▶ **EXERCISE GOAL**:
Every line below must be reproduced exactly. Copy them all.

▶ **PROVIDED DATA**:
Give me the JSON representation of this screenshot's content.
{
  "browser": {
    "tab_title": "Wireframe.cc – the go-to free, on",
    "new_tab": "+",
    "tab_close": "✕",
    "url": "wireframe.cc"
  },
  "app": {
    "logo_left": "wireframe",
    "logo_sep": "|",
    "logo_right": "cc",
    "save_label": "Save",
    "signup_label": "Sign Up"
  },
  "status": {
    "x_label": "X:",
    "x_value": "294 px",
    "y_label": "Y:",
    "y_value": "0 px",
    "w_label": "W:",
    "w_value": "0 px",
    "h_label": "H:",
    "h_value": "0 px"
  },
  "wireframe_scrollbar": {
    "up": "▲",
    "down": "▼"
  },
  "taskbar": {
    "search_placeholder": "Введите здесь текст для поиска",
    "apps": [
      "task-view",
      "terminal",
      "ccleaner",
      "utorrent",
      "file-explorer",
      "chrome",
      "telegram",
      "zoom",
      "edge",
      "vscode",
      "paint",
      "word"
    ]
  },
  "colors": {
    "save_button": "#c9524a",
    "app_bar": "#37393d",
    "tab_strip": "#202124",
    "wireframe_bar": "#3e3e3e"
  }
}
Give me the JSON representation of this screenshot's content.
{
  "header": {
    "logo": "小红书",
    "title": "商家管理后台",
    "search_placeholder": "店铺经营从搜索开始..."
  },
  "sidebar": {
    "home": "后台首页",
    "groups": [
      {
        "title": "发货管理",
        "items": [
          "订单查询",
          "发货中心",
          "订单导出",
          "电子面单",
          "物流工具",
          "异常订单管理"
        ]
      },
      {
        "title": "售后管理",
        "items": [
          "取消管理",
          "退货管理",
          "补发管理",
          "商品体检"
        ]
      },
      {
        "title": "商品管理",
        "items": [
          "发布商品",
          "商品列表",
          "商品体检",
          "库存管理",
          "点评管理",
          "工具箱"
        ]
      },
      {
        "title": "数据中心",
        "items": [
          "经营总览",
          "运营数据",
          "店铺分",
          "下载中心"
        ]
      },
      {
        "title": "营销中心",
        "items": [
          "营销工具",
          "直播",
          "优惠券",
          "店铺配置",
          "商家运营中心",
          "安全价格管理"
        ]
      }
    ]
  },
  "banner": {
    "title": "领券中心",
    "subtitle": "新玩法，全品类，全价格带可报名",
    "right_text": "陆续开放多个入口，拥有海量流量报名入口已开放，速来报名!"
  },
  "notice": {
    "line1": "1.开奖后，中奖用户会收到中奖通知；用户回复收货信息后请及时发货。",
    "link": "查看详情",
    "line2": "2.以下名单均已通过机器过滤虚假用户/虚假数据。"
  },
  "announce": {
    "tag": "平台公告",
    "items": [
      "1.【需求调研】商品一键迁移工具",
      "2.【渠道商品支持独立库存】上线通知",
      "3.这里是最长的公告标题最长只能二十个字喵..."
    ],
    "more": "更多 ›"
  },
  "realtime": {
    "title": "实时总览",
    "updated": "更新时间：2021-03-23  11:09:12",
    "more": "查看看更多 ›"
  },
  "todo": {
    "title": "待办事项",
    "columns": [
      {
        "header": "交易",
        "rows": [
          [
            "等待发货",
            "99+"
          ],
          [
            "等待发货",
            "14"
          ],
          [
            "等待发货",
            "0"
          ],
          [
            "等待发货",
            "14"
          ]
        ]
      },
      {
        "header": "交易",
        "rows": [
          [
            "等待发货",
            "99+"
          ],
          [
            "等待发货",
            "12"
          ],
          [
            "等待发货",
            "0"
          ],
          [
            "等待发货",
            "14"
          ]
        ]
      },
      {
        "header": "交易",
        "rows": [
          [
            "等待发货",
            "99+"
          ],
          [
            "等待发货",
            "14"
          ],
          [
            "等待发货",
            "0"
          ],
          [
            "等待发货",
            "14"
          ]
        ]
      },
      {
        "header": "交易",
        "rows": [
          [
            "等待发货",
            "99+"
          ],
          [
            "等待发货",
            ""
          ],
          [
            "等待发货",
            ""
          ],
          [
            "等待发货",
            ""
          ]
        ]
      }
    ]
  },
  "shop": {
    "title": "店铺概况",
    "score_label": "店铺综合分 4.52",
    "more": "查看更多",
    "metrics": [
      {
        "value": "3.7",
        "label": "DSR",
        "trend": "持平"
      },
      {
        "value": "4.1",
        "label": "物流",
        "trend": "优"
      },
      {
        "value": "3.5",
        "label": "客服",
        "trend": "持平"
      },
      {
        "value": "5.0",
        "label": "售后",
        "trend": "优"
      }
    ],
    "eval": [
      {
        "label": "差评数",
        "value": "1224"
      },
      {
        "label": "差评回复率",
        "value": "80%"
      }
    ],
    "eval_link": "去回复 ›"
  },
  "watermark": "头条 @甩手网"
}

▶ **SOLUTION FOR THIS TASK**:
Give me the JSON representation of this screenshot's content.
{
  "browser": {
    "tab_title": "Wireframe.cc – the go-to free, on",
    "new_tab": "+",
    "tab_close": "✕",
    "url": "wireframe.cc"
  },
  "app": {
    "logo_left": "wireframe",
    "logo_sep": "|",
    "logo_right": "cc",
    "save_label": "Save",
    "signup_label": "Sign Up"
  },
  "status": {
    "x_label": "X:",
    "x_value": "294 px",
    "y_label": "Y:",
    "y_value": "0 px",
    "w_label": "W:",
    "w_value": "0 px",
    "h_label": "H:",
    "h_value": "0 px"
  },
  "wireframe_scrollbar": {
    "up": "▲",
    "down": "▼"
  },
  "taskbar": {
    "search_placeholder": "Введите здесь текст для поиска",
    "apps": [
      "task-view",
      "terminal",
      "ccleaner",
      "utorrent",
      "file-explorer",
      "chrome",
      "telegram",
      "zoom",
      "edge",
      "vscode",
      "paint",
      "word"
    ]
  },
  "colors": {
    "save_button": "#c9524a",
    "app_bar": "#37393d",
    "tab_strip": "#202124",
    "wireframe_bar": "#3e3e3e"
  }
}
Give me the JSON representation of this screenshot's content.
{
  "header": {
    "logo": "小红书",
    "title": "商家管理后台",
    "search_placeholder": "店铺经营从搜索开始..."
  },
  "sidebar": {
    "home": "后台首页",
    "groups": [
      {
        "title": "发货管理",
        "items": [
          "订单查询",
          "发货中心",
          "订单导出",
          "电子面单",
          "物流工具",
          "异常订单管理"
        ]
      },
      {
        "title": "售后管理",
        "items": [
          "取消管理",
          "退货管理",
          "补发管理",
          "商品体检"
        ]
      },
      {
        "title": "商品管理",
        "items": [
          "发布商品",
          "商品列表",
          "商品体检",
          "库存管理",
          "点评管理",
          "工具箱"
        ]
      },
      {
        "title": "数据中心",
        "items": [
          "经营总览",
          "运营数据",
          "店铺分",
          "下载中心"
        ]
      },
      {
        "title": "营销中心",
        "items": [
          "营销工具",
          "直播",
          "优惠券",
          "店铺配置",
          "商家运营中心",
          "安全价格管理"
        ]
      }
    ]
  },
  "banner": {
    "title": "领券中心",
    "subtitle": "新玩法，全品类，全价格带可报名",
    "right_text": "陆续开放多个入口，拥有海量流量报名入口已开放，速来报名!"
  },
  "notice": {
    "line1": "1.开奖后，中奖用户会收到中奖通知；用户回复收货信息后请及时发货。",
    "link": "查看详情",
    "line2": "2.以下名单均已通过机器过滤虚假用户/虚假数据。"
  },
  "announce": {
    "tag": "平台公告",
    "items": [
      "1.【需求调研】商品一键迁移工具",
      "2.【渠道商品支持独立库存】上线通知",
      "3.这里是最长的公告标题最长只能二十个字喵..."
    ],
    "more": "更多 ›"
  },
  "realtime": {
    "title": "实时总览",
    "updated": "更新时间：2021-03-23  11:09:12",
    "more": "查看看更多 ›"
  },
  "todo": {
    "title": "待办事项",
    "columns": [
      {
        "header": "交易",
        "rows": [
          [
            "等待发货",
            "99+"
          ],
          [
            "等待发货",
            "14"
          ],
          [
            "等待发货",
            "0"
          ],
          [
            "等待发货",
            "14"
          ]
        ]
      },
      {
        "header": "交易",
        "rows": [
          [
            "等待发货",
            "99+"
          ],
          [
            "等待发货",
            "12"
          ],
          [
            "等待发货",
            "0"
          ],
          [
            "等待发货",
            "14"
          ]
        ]
      },
      {
        "header": "交易",
        "rows": [
          [
            "等待发货",
            "99+"
          ],
          [
            "等待发货",
            "14"
          ],
          [
            "等待发货",
            "0"
          ],
          [
            "等待发货",
            "14"
          ]
        ]
      },
      {
        "header": "交易",
        "rows": [
          [
            "等待发货",
            "99+"
          ],
          [
            "等待发货",
            ""
          ],
          [
            "等待发货",
            ""
          ],
          [
            "等待发货",
            ""
          ]
        ]
      }
    ]
  },
  "shop": {
    "title": "店铺概况",
    "score_label": "店铺综合分 4.52",
    "more": "查看更多",
    "metrics": [
      {
        "value": "3.7",
        "label": "DSR",
        "trend": "持平"
      },
      {
        "value": "4.1",
        "label": "物流",
        "trend": "优"
      },
      {
        "value": "3.5",
        "label": "客服",
        "trend": "持平"
      },
      {
        "value": "5.0",
        "label": "售后",
        "trend": "优"
      }
    ],
    "eval": [
      {
        "label": "差评数",
        "value": "1224"
      },
      {
        "label": "差评回复率",
        "value": "80%"
      }
    ],
    "eval_link": "去回复 ›"
  },
  "watermark": "头条 @甩手网"
}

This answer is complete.